▸ Directions for this task
Below is a block of records; return all of them exactly, but without the images.

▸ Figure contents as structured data
________________________________________

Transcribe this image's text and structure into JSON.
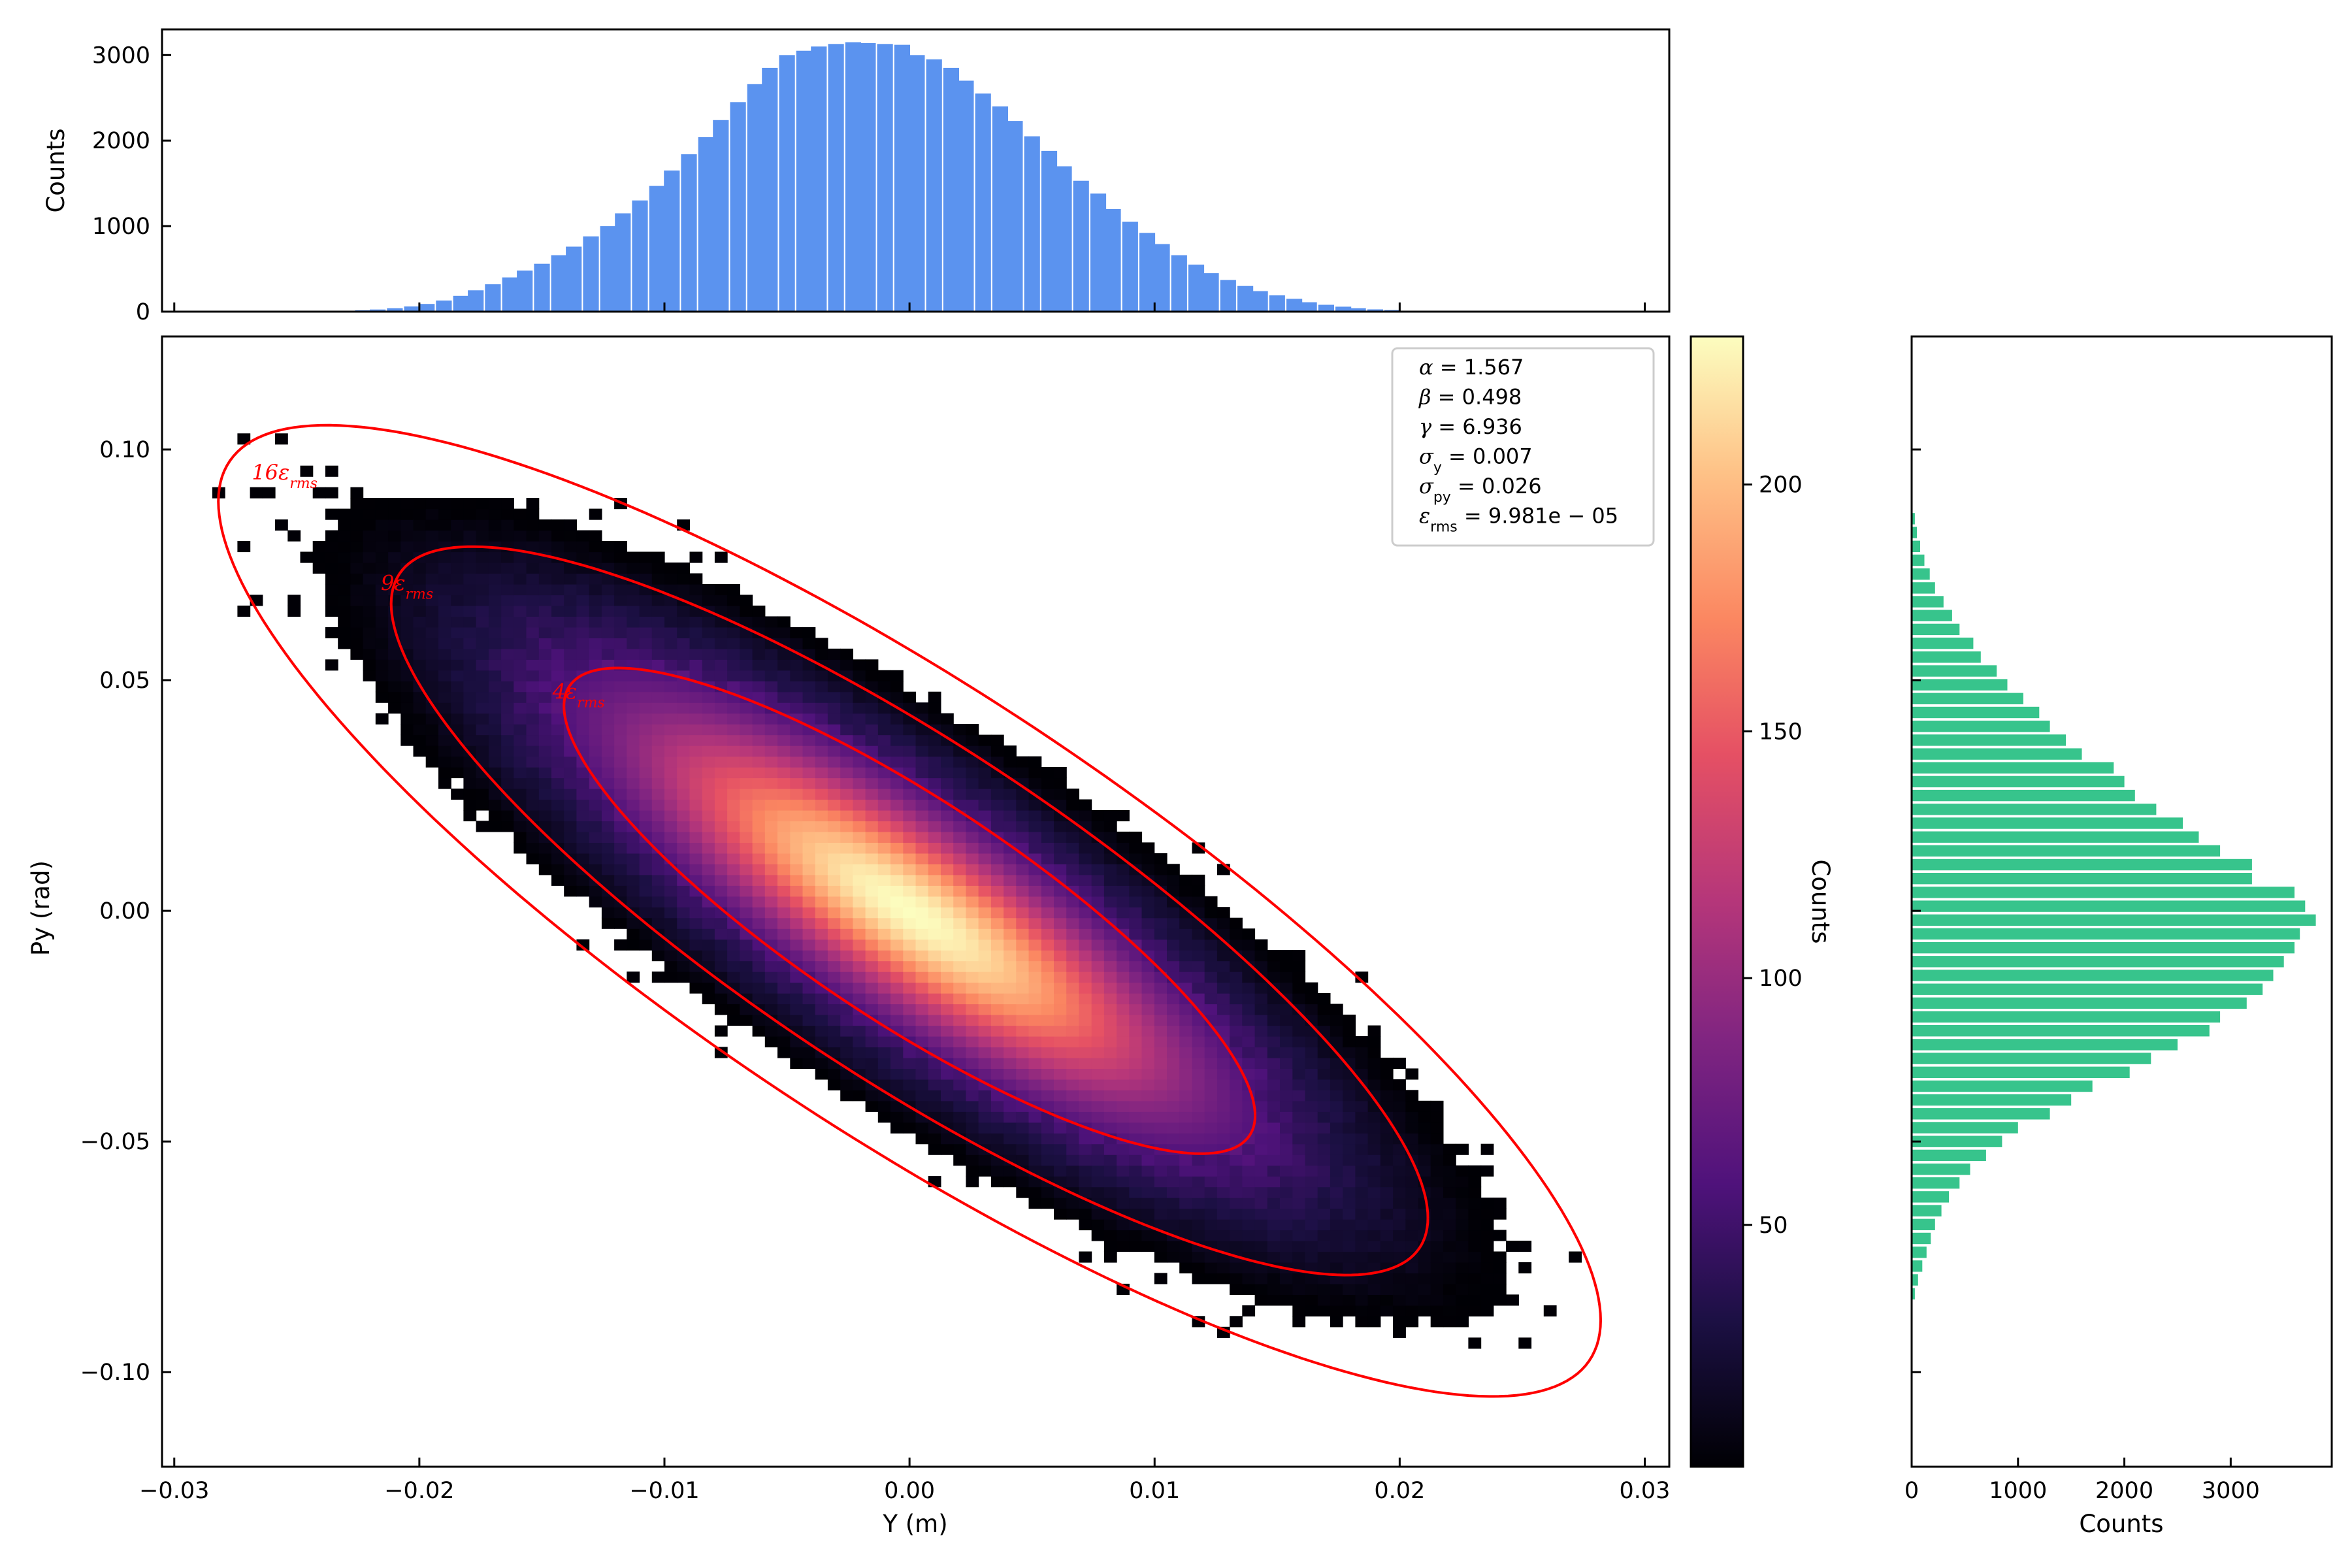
{
  "chart_data": [
    {
      "type": "heatmap",
      "panel": "phase-space",
      "xlabel": "Y (m)",
      "ylabel": "Py (rad)",
      "xlim": [
        -0.0305,
        0.031
      ],
      "ylim": [
        -0.1205,
        0.1245
      ],
      "xticks": [
        -0.03,
        -0.02,
        -0.01,
        0.0,
        0.01,
        0.02,
        0.03
      ],
      "xtick_labels": [
        "−0.03",
        "−0.02",
        "−0.01",
        "0.00",
        "0.01",
        "0.02",
        "0.03"
      ],
      "yticks": [
        0.1,
        0.05,
        0.0,
        -0.05,
        -0.1
      ],
      "ytick_labels": [
        "0.10",
        "0.05",
        "0.00",
        "−0.05",
        "−0.10"
      ],
      "colormap": "magma",
      "color_range": [
        1,
        230
      ],
      "twiss": {
        "alpha": 1.567,
        "beta": 0.498,
        "gamma": 6.936,
        "emittance_rms": 9.981e-05
      },
      "ellipses": [
        {
          "label": "16ε",
          "label_sub": "rms",
          "multiple": 16,
          "color": "#ff0000",
          "label_at": [
            -0.0255,
            0.0935
          ]
        },
        {
          "label": "9ε",
          "label_sub": "rms",
          "multiple": 9,
          "color": "#ff0000",
          "label_at": [
            -0.0205,
            0.0695
          ]
        },
        {
          "label": "4ε",
          "label_sub": "rms",
          "multiple": 4,
          "color": "#ff0000",
          "label_at": [
            -0.0135,
            0.046
          ]
        }
      ],
      "stats": [
        {
          "sym": "α",
          "sub": "",
          "text": " = 1.567"
        },
        {
          "sym": "β",
          "sub": "",
          "text": " = 0.498"
        },
        {
          "sym": "γ",
          "sub": "",
          "text": " = 6.936"
        },
        {
          "sym": "σ",
          "sub": "y",
          "text": " = 0.007"
        },
        {
          "sym": "σ",
          "sub": "py",
          "text": " = 0.026"
        },
        {
          "sym": "ε",
          "sub": "rms",
          "text": " = 9.981e − 05"
        }
      ],
      "legend_placement": "top-right",
      "grid": false
    },
    {
      "type": "bar",
      "panel": "top-histogram",
      "ylabel": "Counts",
      "ylim": [
        0,
        3300
      ],
      "yticks": [
        0,
        1000,
        2000,
        3000
      ],
      "ytick_labels": [
        "0",
        "1000",
        "2000",
        "3000"
      ],
      "color": "#5b93ef",
      "x": [
        -0.023,
        -0.0223,
        -0.0217,
        -0.021,
        -0.0203,
        -0.0197,
        -0.019,
        -0.0183,
        -0.0177,
        -0.017,
        -0.0163,
        -0.0157,
        -0.015,
        -0.0143,
        -0.0137,
        -0.013,
        -0.0123,
        -0.0117,
        -0.011,
        -0.0103,
        -0.0097,
        -0.009,
        -0.0083,
        -0.0077,
        -0.007,
        -0.0063,
        -0.0057,
        -0.005,
        -0.0043,
        -0.0037,
        -0.003,
        -0.0023,
        -0.0017,
        -0.001,
        -0.0003,
        0.0003,
        0.001,
        0.0017,
        0.0023,
        0.003,
        0.0037,
        0.0043,
        0.005,
        0.0057,
        0.0063,
        0.007,
        0.0077,
        0.0083,
        0.009,
        0.0097,
        0.0103,
        0.011,
        0.0117,
        0.0123,
        0.013,
        0.0137,
        0.0143,
        0.015,
        0.0157,
        0.0163,
        0.017,
        0.0177,
        0.0183,
        0.019,
        0.0197,
        0.0203,
        0.021,
        0.0217,
        0.0223
      ],
      "values": [
        8,
        15,
        25,
        40,
        60,
        90,
        130,
        185,
        250,
        320,
        400,
        480,
        560,
        660,
        760,
        880,
        1000,
        1150,
        1300,
        1470,
        1650,
        1840,
        2040,
        2240,
        2450,
        2660,
        2850,
        3000,
        3050,
        3100,
        3130,
        3150,
        3140,
        3130,
        3120,
        3000,
        2950,
        2850,
        2700,
        2550,
        2400,
        2230,
        2050,
        1880,
        1700,
        1530,
        1380,
        1200,
        1050,
        920,
        790,
        660,
        550,
        450,
        370,
        300,
        240,
        190,
        150,
        110,
        80,
        58,
        40,
        27,
        18,
        11,
        7,
        4,
        2
      ]
    },
    {
      "type": "bar",
      "panel": "right-histogram",
      "orientation": "horizontal",
      "xlabel": "Counts",
      "xlim": [
        0,
        3950
      ],
      "xticks": [
        0,
        1000,
        2000,
        3000
      ],
      "xtick_labels": [
        "0",
        "1000",
        "2000",
        "3000"
      ],
      "color": "#37c48c",
      "y": [
        0.085,
        0.082,
        0.079,
        0.076,
        0.073,
        0.07,
        0.067,
        0.064,
        0.061,
        0.058,
        0.055,
        0.052,
        0.049,
        0.046,
        0.043,
        0.04,
        0.037,
        0.034,
        0.031,
        0.028,
        0.025,
        0.022,
        0.019,
        0.016,
        0.013,
        0.01,
        0.007,
        0.004,
        0.001,
        -0.002,
        -0.005,
        -0.008,
        -0.011,
        -0.014,
        -0.017,
        -0.02,
        -0.023,
        -0.026,
        -0.029,
        -0.032,
        -0.035,
        -0.038,
        -0.041,
        -0.044,
        -0.047,
        -0.05,
        -0.053,
        -0.056,
        -0.059,
        -0.062,
        -0.065,
        -0.068,
        -0.071,
        -0.074,
        -0.077,
        -0.08,
        -0.083
      ],
      "values": [
        30,
        50,
        80,
        120,
        170,
        220,
        300,
        380,
        450,
        580,
        650,
        800,
        900,
        1050,
        1200,
        1300,
        1450,
        1600,
        1900,
        2000,
        2100,
        2300,
        2550,
        2700,
        2900,
        3200,
        3200,
        3600,
        3700,
        3800,
        3650,
        3600,
        3500,
        3400,
        3300,
        3150,
        2900,
        2800,
        2500,
        2250,
        2050,
        1700,
        1500,
        1300,
        1000,
        850,
        700,
        550,
        450,
        350,
        280,
        220,
        180,
        140,
        100,
        60,
        30
      ]
    },
    {
      "type": "heatmap",
      "panel": "colorbar",
      "ylabel": "Counts",
      "colormap": "magma",
      "range": [
        1,
        230
      ],
      "ticks": [
        50,
        100,
        150,
        200
      ],
      "tick_labels": [
        "50",
        "100",
        "150",
        "200"
      ]
    }
  ]
}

________________________________________

▸ Result of the task
Transcribe this image's text and structure into JSON.
{
  "chart_data": [
    {
      "type": "heatmap",
      "panel": "phase-space",
      "xlabel": "Y (m)",
      "ylabel": "Py (rad)",
      "xlim": [
        -0.0305,
        0.031
      ],
      "ylim": [
        -0.1205,
        0.1245
      ],
      "xticks": [
        -0.03,
        -0.02,
        -0.01,
        0.0,
        0.01,
        0.02,
        0.03
      ],
      "xtick_labels": [
        "−0.03",
        "−0.02",
        "−0.01",
        "0.00",
        "0.01",
        "0.02",
        "0.03"
      ],
      "yticks": [
        0.1,
        0.05,
        0.0,
        -0.05,
        -0.1
      ],
      "ytick_labels": [
        "0.10",
        "0.05",
        "0.00",
        "−0.05",
        "−0.10"
      ],
      "colormap": "magma",
      "color_range": [
        1,
        230
      ],
      "twiss": {
        "alpha": 1.567,
        "beta": 0.498,
        "gamma": 6.936,
        "emittance_rms": 9.981e-05
      },
      "ellipses": [
        {
          "label": "16ε",
          "label_sub": "rms",
          "multiple": 16,
          "color": "#ff0000",
          "label_at": [
            -0.0255,
            0.0935
          ]
        },
        {
          "label": "9ε",
          "label_sub": "rms",
          "multiple": 9,
          "color": "#ff0000",
          "label_at": [
            -0.0205,
            0.0695
          ]
        },
        {
          "label": "4ε",
          "label_sub": "rms",
          "multiple": 4,
          "color": "#ff0000",
          "label_at": [
            -0.0135,
            0.046
          ]
        }
      ],
      "stats": [
        {
          "sym": "α",
          "sub": "",
          "text": " = 1.567"
        },
        {
          "sym": "β",
          "sub": "",
          "text": " = 0.498"
        },
        {
          "sym": "γ",
          "sub": "",
          "text": " = 6.936"
        },
        {
          "sym": "σ",
          "sub": "y",
          "text": " = 0.007"
        },
        {
          "sym": "σ",
          "sub": "py",
          "text": " = 0.026"
        },
        {
          "sym": "ε",
          "sub": "rms",
          "text": " = 9.981e − 05"
        }
      ],
      "legend_placement": "top-right",
      "grid": false
    },
    {
      "type": "bar",
      "panel": "top-histogram",
      "ylabel": "Counts",
      "ylim": [
        0,
        3300
      ],
      "yticks": [
        0,
        1000,
        2000,
        3000
      ],
      "ytick_labels": [
        "0",
        "1000",
        "2000",
        "3000"
      ],
      "color": "#5b93ef",
      "x": [
        -0.023,
        -0.0223,
        -0.0217,
        -0.021,
        -0.0203,
        -0.0197,
        -0.019,
        -0.0183,
        -0.0177,
        -0.017,
        -0.0163,
        -0.0157,
        -0.015,
        -0.0143,
        -0.0137,
        -0.013,
        -0.0123,
        -0.0117,
        -0.011,
        -0.0103,
        -0.0097,
        -0.009,
        -0.0083,
        -0.0077,
        -0.007,
        -0.0063,
        -0.0057,
        -0.005,
        -0.0043,
        -0.0037,
        -0.003,
        -0.0023,
        -0.0017,
        -0.001,
        -0.0003,
        0.0003,
        0.001,
        0.0017,
        0.0023,
        0.003,
        0.0037,
        0.0043,
        0.005,
        0.0057,
        0.0063,
        0.007,
        0.0077,
        0.0083,
        0.009,
        0.0097,
        0.0103,
        0.011,
        0.0117,
        0.0123,
        0.013,
        0.0137,
        0.0143,
        0.015,
        0.0157,
        0.0163,
        0.017,
        0.0177,
        0.0183,
        0.019,
        0.0197,
        0.0203,
        0.021,
        0.0217,
        0.0223
      ],
      "values": [
        8,
        15,
        25,
        40,
        60,
        90,
        130,
        185,
        250,
        320,
        400,
        480,
        560,
        660,
        760,
        880,
        1000,
        1150,
        1300,
        1470,
        1650,
        1840,
        2040,
        2240,
        2450,
        2660,
        2850,
        3000,
        3050,
        3100,
        3130,
        3150,
        3140,
        3130,
        3120,
        3000,
        2950,
        2850,
        2700,
        2550,
        2400,
        2230,
        2050,
        1880,
        1700,
        1530,
        1380,
        1200,
        1050,
        920,
        790,
        660,
        550,
        450,
        370,
        300,
        240,
        190,
        150,
        110,
        80,
        58,
        40,
        27,
        18,
        11,
        7,
        4,
        2
      ]
    },
    {
      "type": "bar",
      "panel": "right-histogram",
      "orientation": "horizontal",
      "xlabel": "Counts",
      "xlim": [
        0,
        3950
      ],
      "xticks": [
        0,
        1000,
        2000,
        3000
      ],
      "xtick_labels": [
        "0",
        "1000",
        "2000",
        "3000"
      ],
      "color": "#37c48c",
      "y": [
        0.085,
        0.082,
        0.079,
        0.076,
        0.073,
        0.07,
        0.067,
        0.064,
        0.061,
        0.058,
        0.055,
        0.052,
        0.049,
        0.046,
        0.043,
        0.04,
        0.037,
        0.034,
        0.031,
        0.028,
        0.025,
        0.022,
        0.019,
        0.016,
        0.013,
        0.01,
        0.007,
        0.004,
        0.001,
        -0.002,
        -0.005,
        -0.008,
        -0.011,
        -0.014,
        -0.017,
        -0.02,
        -0.023,
        -0.026,
        -0.029,
        -0.032,
        -0.035,
        -0.038,
        -0.041,
        -0.044,
        -0.047,
        -0.05,
        -0.053,
        -0.056,
        -0.059,
        -0.062,
        -0.065,
        -0.068,
        -0.071,
        -0.074,
        -0.077,
        -0.08,
        -0.083
      ],
      "values": [
        30,
        50,
        80,
        120,
        170,
        220,
        300,
        380,
        450,
        580,
        650,
        800,
        900,
        1050,
        1200,
        1300,
        1450,
        1600,
        1900,
        2000,
        2100,
        2300,
        2550,
        2700,
        2900,
        3200,
        3200,
        3600,
        3700,
        3800,
        3650,
        3600,
        3500,
        3400,
        3300,
        3150,
        2900,
        2800,
        2500,
        2250,
        2050,
        1700,
        1500,
        1300,
        1000,
        850,
        700,
        550,
        450,
        350,
        280,
        220,
        180,
        140,
        100,
        60,
        30
      ]
    },
    {
      "type": "heatmap",
      "panel": "colorbar",
      "ylabel": "Counts",
      "colormap": "magma",
      "range": [
        1,
        230
      ],
      "ticks": [
        50,
        100,
        150,
        200
      ],
      "tick_labels": [
        "50",
        "100",
        "150",
        "200"
      ]
    }
  ]
}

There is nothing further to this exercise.